__Task to carry out__
Your task is to reproduce the material exactly.

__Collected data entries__
::::

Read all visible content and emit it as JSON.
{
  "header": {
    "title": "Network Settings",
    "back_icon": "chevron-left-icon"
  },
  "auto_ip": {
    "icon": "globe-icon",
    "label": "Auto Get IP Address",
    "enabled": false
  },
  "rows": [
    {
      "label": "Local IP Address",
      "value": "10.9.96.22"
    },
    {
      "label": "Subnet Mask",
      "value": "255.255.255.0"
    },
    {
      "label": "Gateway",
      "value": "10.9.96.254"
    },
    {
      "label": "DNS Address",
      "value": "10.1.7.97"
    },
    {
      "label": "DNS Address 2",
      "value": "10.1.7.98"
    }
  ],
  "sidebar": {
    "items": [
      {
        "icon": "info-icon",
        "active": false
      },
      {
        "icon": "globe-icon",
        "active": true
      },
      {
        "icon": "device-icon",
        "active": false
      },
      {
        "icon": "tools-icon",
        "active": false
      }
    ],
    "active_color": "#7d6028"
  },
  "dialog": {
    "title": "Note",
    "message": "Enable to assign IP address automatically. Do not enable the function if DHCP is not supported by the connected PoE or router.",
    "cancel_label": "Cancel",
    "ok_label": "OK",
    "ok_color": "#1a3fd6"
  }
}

::::

__Solution to the exercise__
Read all visible content and emit it as JSON.
{
  "header": {
    "title": "Network Settings",
    "back_icon": "chevron-left-icon"
  },
  "auto_ip": {
    "icon": "globe-icon",
    "label": "Auto Get IP Address",
    "enabled": false
  },
  "rows": [
    {
      "label": "Local IP Address",
      "value": "10.9.96.22"
    },
    {
      "label": "Subnet Mask",
      "value": "255.255.255.0"
    },
    {
      "label": "Gateway",
      "value": "10.9.96.254"
    },
    {
      "label": "DNS Address",
      "value": "10.1.7.97"
    },
    {
      "label": "DNS Address 2",
      "value": "10.1.7.98"
    }
  ],
  "sidebar": {
    "items": [
      {
        "icon": "info-icon",
        "active": false
      },
      {
        "icon": "globe-icon",
        "active": true
      },
      {
        "icon": "device-icon",
        "active": false
      },
      {
        "icon": "tools-icon",
        "active": false
      }
    ],
    "active_color": "#7d6028"
  },
  "dialog": {
    "title": "Note",
    "message": "Enable to assign IP address automatically. Do not enable the function if DHCP is not supported by the connected PoE or router.",
    "cancel_label": "Cancel",
    "ok_label": "OK",
    "ok_color": "#1a3fd6"
  }
}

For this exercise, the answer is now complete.